[DIRECTIONS]
Retype the whole listing verbatim and keep the pictures out of it.

[SOURCE RECORDS]

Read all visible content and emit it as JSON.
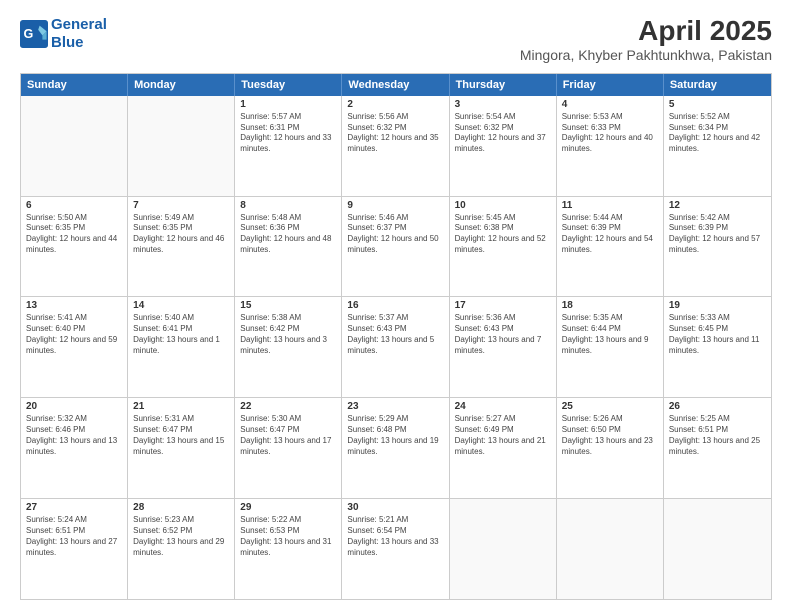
{
  "header": {
    "logo_line1": "General",
    "logo_line2": "Blue",
    "title": "April 2025",
    "subtitle": "Mingora, Khyber Pakhtunkhwa, Pakistan"
  },
  "calendar": {
    "days": [
      "Sunday",
      "Monday",
      "Tuesday",
      "Wednesday",
      "Thursday",
      "Friday",
      "Saturday"
    ],
    "rows": [
      [
        {
          "day": "",
          "empty": true
        },
        {
          "day": "",
          "empty": true
        },
        {
          "day": "1",
          "sunrise": "5:57 AM",
          "sunset": "6:31 PM",
          "daylight": "12 hours and 33 minutes."
        },
        {
          "day": "2",
          "sunrise": "5:56 AM",
          "sunset": "6:32 PM",
          "daylight": "12 hours and 35 minutes."
        },
        {
          "day": "3",
          "sunrise": "5:54 AM",
          "sunset": "6:32 PM",
          "daylight": "12 hours and 37 minutes."
        },
        {
          "day": "4",
          "sunrise": "5:53 AM",
          "sunset": "6:33 PM",
          "daylight": "12 hours and 40 minutes."
        },
        {
          "day": "5",
          "sunrise": "5:52 AM",
          "sunset": "6:34 PM",
          "daylight": "12 hours and 42 minutes."
        }
      ],
      [
        {
          "day": "6",
          "sunrise": "5:50 AM",
          "sunset": "6:35 PM",
          "daylight": "12 hours and 44 minutes."
        },
        {
          "day": "7",
          "sunrise": "5:49 AM",
          "sunset": "6:35 PM",
          "daylight": "12 hours and 46 minutes."
        },
        {
          "day": "8",
          "sunrise": "5:48 AM",
          "sunset": "6:36 PM",
          "daylight": "12 hours and 48 minutes."
        },
        {
          "day": "9",
          "sunrise": "5:46 AM",
          "sunset": "6:37 PM",
          "daylight": "12 hours and 50 minutes."
        },
        {
          "day": "10",
          "sunrise": "5:45 AM",
          "sunset": "6:38 PM",
          "daylight": "12 hours and 52 minutes."
        },
        {
          "day": "11",
          "sunrise": "5:44 AM",
          "sunset": "6:39 PM",
          "daylight": "12 hours and 54 minutes."
        },
        {
          "day": "12",
          "sunrise": "5:42 AM",
          "sunset": "6:39 PM",
          "daylight": "12 hours and 57 minutes."
        }
      ],
      [
        {
          "day": "13",
          "sunrise": "5:41 AM",
          "sunset": "6:40 PM",
          "daylight": "12 hours and 59 minutes."
        },
        {
          "day": "14",
          "sunrise": "5:40 AM",
          "sunset": "6:41 PM",
          "daylight": "13 hours and 1 minute."
        },
        {
          "day": "15",
          "sunrise": "5:38 AM",
          "sunset": "6:42 PM",
          "daylight": "13 hours and 3 minutes."
        },
        {
          "day": "16",
          "sunrise": "5:37 AM",
          "sunset": "6:43 PM",
          "daylight": "13 hours and 5 minutes."
        },
        {
          "day": "17",
          "sunrise": "5:36 AM",
          "sunset": "6:43 PM",
          "daylight": "13 hours and 7 minutes."
        },
        {
          "day": "18",
          "sunrise": "5:35 AM",
          "sunset": "6:44 PM",
          "daylight": "13 hours and 9 minutes."
        },
        {
          "day": "19",
          "sunrise": "5:33 AM",
          "sunset": "6:45 PM",
          "daylight": "13 hours and 11 minutes."
        }
      ],
      [
        {
          "day": "20",
          "sunrise": "5:32 AM",
          "sunset": "6:46 PM",
          "daylight": "13 hours and 13 minutes."
        },
        {
          "day": "21",
          "sunrise": "5:31 AM",
          "sunset": "6:47 PM",
          "daylight": "13 hours and 15 minutes."
        },
        {
          "day": "22",
          "sunrise": "5:30 AM",
          "sunset": "6:47 PM",
          "daylight": "13 hours and 17 minutes."
        },
        {
          "day": "23",
          "sunrise": "5:29 AM",
          "sunset": "6:48 PM",
          "daylight": "13 hours and 19 minutes."
        },
        {
          "day": "24",
          "sunrise": "5:27 AM",
          "sunset": "6:49 PM",
          "daylight": "13 hours and 21 minutes."
        },
        {
          "day": "25",
          "sunrise": "5:26 AM",
          "sunset": "6:50 PM",
          "daylight": "13 hours and 23 minutes."
        },
        {
          "day": "26",
          "sunrise": "5:25 AM",
          "sunset": "6:51 PM",
          "daylight": "13 hours and 25 minutes."
        }
      ],
      [
        {
          "day": "27",
          "sunrise": "5:24 AM",
          "sunset": "6:51 PM",
          "daylight": "13 hours and 27 minutes."
        },
        {
          "day": "28",
          "sunrise": "5:23 AM",
          "sunset": "6:52 PM",
          "daylight": "13 hours and 29 minutes."
        },
        {
          "day": "29",
          "sunrise": "5:22 AM",
          "sunset": "6:53 PM",
          "daylight": "13 hours and 31 minutes."
        },
        {
          "day": "30",
          "sunrise": "5:21 AM",
          "sunset": "6:54 PM",
          "daylight": "13 hours and 33 minutes."
        },
        {
          "day": "",
          "empty": true
        },
        {
          "day": "",
          "empty": true
        },
        {
          "day": "",
          "empty": true
        }
      ]
    ]
  }
}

[ANSWER]
Read all visible content and emit it as JSON.
{
  "header": {
    "logo_line1": "General",
    "logo_line2": "Blue",
    "title": "April 2025",
    "subtitle": "Mingora, Khyber Pakhtunkhwa, Pakistan"
  },
  "calendar": {
    "days": [
      "Sunday",
      "Monday",
      "Tuesday",
      "Wednesday",
      "Thursday",
      "Friday",
      "Saturday"
    ],
    "rows": [
      [
        {
          "day": "",
          "empty": true
        },
        {
          "day": "",
          "empty": true
        },
        {
          "day": "1",
          "sunrise": "5:57 AM",
          "sunset": "6:31 PM",
          "daylight": "12 hours and 33 minutes."
        },
        {
          "day": "2",
          "sunrise": "5:56 AM",
          "sunset": "6:32 PM",
          "daylight": "12 hours and 35 minutes."
        },
        {
          "day": "3",
          "sunrise": "5:54 AM",
          "sunset": "6:32 PM",
          "daylight": "12 hours and 37 minutes."
        },
        {
          "day": "4",
          "sunrise": "5:53 AM",
          "sunset": "6:33 PM",
          "daylight": "12 hours and 40 minutes."
        },
        {
          "day": "5",
          "sunrise": "5:52 AM",
          "sunset": "6:34 PM",
          "daylight": "12 hours and 42 minutes."
        }
      ],
      [
        {
          "day": "6",
          "sunrise": "5:50 AM",
          "sunset": "6:35 PM",
          "daylight": "12 hours and 44 minutes."
        },
        {
          "day": "7",
          "sunrise": "5:49 AM",
          "sunset": "6:35 PM",
          "daylight": "12 hours and 46 minutes."
        },
        {
          "day": "8",
          "sunrise": "5:48 AM",
          "sunset": "6:36 PM",
          "daylight": "12 hours and 48 minutes."
        },
        {
          "day": "9",
          "sunrise": "5:46 AM",
          "sunset": "6:37 PM",
          "daylight": "12 hours and 50 minutes."
        },
        {
          "day": "10",
          "sunrise": "5:45 AM",
          "sunset": "6:38 PM",
          "daylight": "12 hours and 52 minutes."
        },
        {
          "day": "11",
          "sunrise": "5:44 AM",
          "sunset": "6:39 PM",
          "daylight": "12 hours and 54 minutes."
        },
        {
          "day": "12",
          "sunrise": "5:42 AM",
          "sunset": "6:39 PM",
          "daylight": "12 hours and 57 minutes."
        }
      ],
      [
        {
          "day": "13",
          "sunrise": "5:41 AM",
          "sunset": "6:40 PM",
          "daylight": "12 hours and 59 minutes."
        },
        {
          "day": "14",
          "sunrise": "5:40 AM",
          "sunset": "6:41 PM",
          "daylight": "13 hours and 1 minute."
        },
        {
          "day": "15",
          "sunrise": "5:38 AM",
          "sunset": "6:42 PM",
          "daylight": "13 hours and 3 minutes."
        },
        {
          "day": "16",
          "sunrise": "5:37 AM",
          "sunset": "6:43 PM",
          "daylight": "13 hours and 5 minutes."
        },
        {
          "day": "17",
          "sunrise": "5:36 AM",
          "sunset": "6:43 PM",
          "daylight": "13 hours and 7 minutes."
        },
        {
          "day": "18",
          "sunrise": "5:35 AM",
          "sunset": "6:44 PM",
          "daylight": "13 hours and 9 minutes."
        },
        {
          "day": "19",
          "sunrise": "5:33 AM",
          "sunset": "6:45 PM",
          "daylight": "13 hours and 11 minutes."
        }
      ],
      [
        {
          "day": "20",
          "sunrise": "5:32 AM",
          "sunset": "6:46 PM",
          "daylight": "13 hours and 13 minutes."
        },
        {
          "day": "21",
          "sunrise": "5:31 AM",
          "sunset": "6:47 PM",
          "daylight": "13 hours and 15 minutes."
        },
        {
          "day": "22",
          "sunrise": "5:30 AM",
          "sunset": "6:47 PM",
          "daylight": "13 hours and 17 minutes."
        },
        {
          "day": "23",
          "sunrise": "5:29 AM",
          "sunset": "6:48 PM",
          "daylight": "13 hours and 19 minutes."
        },
        {
          "day": "24",
          "sunrise": "5:27 AM",
          "sunset": "6:49 PM",
          "daylight": "13 hours and 21 minutes."
        },
        {
          "day": "25",
          "sunrise": "5:26 AM",
          "sunset": "6:50 PM",
          "daylight": "13 hours and 23 minutes."
        },
        {
          "day": "26",
          "sunrise": "5:25 AM",
          "sunset": "6:51 PM",
          "daylight": "13 hours and 25 minutes."
        }
      ],
      [
        {
          "day": "27",
          "sunrise": "5:24 AM",
          "sunset": "6:51 PM",
          "daylight": "13 hours and 27 minutes."
        },
        {
          "day": "28",
          "sunrise": "5:23 AM",
          "sunset": "6:52 PM",
          "daylight": "13 hours and 29 minutes."
        },
        {
          "day": "29",
          "sunrise": "5:22 AM",
          "sunset": "6:53 PM",
          "daylight": "13 hours and 31 minutes."
        },
        {
          "day": "30",
          "sunrise": "5:21 AM",
          "sunset": "6:54 PM",
          "daylight": "13 hours and 33 minutes."
        },
        {
          "day": "",
          "empty": true
        },
        {
          "day": "",
          "empty": true
        },
        {
          "day": "",
          "empty": true
        }
      ]
    ]
  }
}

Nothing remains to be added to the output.